• Goal of the exercise:
Here are some records; copy every line that holds the word "将代理服务器用于以太网或".

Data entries

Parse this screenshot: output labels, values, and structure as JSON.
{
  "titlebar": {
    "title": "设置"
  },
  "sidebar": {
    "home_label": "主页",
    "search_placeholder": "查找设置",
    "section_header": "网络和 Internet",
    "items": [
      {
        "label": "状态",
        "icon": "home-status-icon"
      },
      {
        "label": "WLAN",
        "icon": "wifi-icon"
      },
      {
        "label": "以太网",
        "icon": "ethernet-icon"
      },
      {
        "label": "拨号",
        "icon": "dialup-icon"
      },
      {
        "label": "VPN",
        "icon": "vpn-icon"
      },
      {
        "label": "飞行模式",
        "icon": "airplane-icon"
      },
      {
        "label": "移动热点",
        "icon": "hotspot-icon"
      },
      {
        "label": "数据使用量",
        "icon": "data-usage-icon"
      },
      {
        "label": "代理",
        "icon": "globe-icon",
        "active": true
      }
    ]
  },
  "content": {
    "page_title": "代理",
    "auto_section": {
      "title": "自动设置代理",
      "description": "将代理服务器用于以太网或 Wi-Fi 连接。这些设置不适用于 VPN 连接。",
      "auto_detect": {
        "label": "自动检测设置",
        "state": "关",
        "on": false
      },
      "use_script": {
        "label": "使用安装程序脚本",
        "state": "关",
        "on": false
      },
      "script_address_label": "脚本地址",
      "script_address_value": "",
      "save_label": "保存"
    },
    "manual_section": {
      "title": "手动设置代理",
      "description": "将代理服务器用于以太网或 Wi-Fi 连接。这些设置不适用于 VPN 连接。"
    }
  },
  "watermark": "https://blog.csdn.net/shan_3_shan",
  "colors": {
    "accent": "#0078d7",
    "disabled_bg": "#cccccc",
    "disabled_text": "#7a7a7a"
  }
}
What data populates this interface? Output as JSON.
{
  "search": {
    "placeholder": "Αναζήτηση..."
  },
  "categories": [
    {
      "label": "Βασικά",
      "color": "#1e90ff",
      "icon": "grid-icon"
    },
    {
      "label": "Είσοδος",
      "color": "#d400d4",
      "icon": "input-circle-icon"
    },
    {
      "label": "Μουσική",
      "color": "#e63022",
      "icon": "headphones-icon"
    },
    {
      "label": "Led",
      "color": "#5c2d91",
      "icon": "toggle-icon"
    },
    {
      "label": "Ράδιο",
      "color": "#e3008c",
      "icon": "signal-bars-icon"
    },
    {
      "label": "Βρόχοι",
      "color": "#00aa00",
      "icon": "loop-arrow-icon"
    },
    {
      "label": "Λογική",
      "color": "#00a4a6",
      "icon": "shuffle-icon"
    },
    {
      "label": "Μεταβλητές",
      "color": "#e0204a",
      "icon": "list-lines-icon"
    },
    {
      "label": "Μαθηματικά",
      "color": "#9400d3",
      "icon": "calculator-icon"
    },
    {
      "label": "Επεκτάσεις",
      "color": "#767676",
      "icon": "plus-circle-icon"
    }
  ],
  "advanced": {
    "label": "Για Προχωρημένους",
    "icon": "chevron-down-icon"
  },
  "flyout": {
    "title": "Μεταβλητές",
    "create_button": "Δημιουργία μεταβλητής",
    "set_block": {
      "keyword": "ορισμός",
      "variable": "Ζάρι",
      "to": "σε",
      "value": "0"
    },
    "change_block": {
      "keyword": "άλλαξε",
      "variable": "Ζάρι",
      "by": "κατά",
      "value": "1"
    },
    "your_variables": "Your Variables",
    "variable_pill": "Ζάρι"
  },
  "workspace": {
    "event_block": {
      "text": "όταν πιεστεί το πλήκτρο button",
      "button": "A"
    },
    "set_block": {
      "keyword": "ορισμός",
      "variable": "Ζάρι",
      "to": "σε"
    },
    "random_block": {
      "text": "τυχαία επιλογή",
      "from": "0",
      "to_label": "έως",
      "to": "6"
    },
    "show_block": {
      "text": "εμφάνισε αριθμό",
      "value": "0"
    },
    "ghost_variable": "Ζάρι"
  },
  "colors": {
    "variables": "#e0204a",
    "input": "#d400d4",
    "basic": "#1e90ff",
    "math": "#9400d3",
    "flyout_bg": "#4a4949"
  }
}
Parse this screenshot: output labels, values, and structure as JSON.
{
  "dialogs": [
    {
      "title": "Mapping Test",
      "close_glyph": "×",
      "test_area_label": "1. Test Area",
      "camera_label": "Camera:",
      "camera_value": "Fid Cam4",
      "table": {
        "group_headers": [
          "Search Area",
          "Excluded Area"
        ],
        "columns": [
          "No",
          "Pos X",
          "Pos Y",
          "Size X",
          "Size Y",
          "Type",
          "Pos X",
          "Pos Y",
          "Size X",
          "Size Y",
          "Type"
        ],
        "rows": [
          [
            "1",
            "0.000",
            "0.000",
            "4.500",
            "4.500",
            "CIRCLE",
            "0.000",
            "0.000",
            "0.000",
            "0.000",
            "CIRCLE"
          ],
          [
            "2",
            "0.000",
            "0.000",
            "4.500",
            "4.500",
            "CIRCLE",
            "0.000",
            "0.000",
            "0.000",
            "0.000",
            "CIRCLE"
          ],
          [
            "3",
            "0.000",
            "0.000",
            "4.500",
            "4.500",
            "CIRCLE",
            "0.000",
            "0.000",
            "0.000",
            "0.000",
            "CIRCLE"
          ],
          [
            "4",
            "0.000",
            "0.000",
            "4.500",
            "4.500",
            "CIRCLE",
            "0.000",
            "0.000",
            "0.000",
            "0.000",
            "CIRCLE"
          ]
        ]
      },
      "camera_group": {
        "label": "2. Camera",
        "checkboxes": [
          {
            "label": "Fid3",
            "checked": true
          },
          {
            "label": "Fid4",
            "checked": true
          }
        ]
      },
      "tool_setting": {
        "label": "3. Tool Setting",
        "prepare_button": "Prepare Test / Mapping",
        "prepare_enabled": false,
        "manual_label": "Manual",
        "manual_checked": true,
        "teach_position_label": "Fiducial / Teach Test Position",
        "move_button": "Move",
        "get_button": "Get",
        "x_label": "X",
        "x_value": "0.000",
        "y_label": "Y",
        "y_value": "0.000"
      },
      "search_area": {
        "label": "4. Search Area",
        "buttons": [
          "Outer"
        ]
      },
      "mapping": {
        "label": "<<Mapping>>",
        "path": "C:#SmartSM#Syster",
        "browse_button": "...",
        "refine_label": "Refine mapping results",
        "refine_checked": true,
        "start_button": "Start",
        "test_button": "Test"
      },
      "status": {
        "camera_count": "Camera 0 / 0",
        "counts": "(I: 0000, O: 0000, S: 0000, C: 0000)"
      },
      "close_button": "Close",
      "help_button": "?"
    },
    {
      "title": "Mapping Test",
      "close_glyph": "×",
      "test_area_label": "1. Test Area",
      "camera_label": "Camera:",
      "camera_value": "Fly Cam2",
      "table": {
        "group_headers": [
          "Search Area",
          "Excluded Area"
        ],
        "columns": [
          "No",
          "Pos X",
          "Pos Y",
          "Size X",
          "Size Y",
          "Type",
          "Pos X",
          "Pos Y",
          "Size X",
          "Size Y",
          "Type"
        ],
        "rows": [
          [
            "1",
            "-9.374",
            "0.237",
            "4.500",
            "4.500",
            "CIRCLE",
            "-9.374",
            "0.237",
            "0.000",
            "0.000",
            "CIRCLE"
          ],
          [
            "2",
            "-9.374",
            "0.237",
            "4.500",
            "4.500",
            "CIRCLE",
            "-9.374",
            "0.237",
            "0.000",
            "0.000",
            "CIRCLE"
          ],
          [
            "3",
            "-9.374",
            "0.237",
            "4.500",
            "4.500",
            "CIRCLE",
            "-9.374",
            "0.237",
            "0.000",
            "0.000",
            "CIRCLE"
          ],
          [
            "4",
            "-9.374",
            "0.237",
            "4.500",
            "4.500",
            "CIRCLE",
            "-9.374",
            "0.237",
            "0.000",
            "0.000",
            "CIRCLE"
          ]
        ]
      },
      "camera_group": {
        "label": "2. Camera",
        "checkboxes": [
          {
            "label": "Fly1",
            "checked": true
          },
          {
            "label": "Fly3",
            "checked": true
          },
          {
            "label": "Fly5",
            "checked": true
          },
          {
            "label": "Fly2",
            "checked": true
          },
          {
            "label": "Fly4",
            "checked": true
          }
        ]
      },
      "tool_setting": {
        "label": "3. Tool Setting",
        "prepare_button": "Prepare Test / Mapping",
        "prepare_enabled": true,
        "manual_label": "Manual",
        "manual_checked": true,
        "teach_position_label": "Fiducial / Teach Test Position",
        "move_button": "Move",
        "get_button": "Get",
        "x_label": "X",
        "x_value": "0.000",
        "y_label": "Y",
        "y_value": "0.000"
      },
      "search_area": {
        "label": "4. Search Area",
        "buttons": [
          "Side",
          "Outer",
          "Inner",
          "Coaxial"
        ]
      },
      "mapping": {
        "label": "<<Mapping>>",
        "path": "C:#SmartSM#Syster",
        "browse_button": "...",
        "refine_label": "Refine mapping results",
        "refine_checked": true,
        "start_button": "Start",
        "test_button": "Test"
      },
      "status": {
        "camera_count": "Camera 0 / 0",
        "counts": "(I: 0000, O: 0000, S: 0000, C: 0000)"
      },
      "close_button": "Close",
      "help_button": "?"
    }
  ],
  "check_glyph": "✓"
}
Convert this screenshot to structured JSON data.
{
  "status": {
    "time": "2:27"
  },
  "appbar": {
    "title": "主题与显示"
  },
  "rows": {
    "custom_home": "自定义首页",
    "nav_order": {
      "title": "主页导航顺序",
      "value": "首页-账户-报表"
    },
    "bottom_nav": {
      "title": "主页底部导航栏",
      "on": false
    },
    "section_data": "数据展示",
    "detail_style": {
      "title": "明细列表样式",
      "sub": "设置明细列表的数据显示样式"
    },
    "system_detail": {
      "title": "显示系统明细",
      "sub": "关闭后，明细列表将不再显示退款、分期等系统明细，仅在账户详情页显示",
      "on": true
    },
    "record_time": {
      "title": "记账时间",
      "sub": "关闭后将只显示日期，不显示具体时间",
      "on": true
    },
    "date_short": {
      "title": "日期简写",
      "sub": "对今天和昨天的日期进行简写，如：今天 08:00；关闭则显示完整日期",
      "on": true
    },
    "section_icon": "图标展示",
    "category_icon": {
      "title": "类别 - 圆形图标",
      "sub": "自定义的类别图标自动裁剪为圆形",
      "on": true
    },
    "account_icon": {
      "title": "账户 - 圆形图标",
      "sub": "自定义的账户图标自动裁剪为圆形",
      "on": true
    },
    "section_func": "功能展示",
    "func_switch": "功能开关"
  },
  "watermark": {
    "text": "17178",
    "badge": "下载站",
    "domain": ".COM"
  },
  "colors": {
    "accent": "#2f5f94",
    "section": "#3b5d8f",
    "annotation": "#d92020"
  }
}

• Written response:
      "description": "将代理服务器用于以太网或 Wi-Fi 连接。这些设置不适用于 VPN 连接。",
      "description": "将代理服务器用于以太网或 Wi-Fi 连接。这些设置不适用于 VPN 连接。"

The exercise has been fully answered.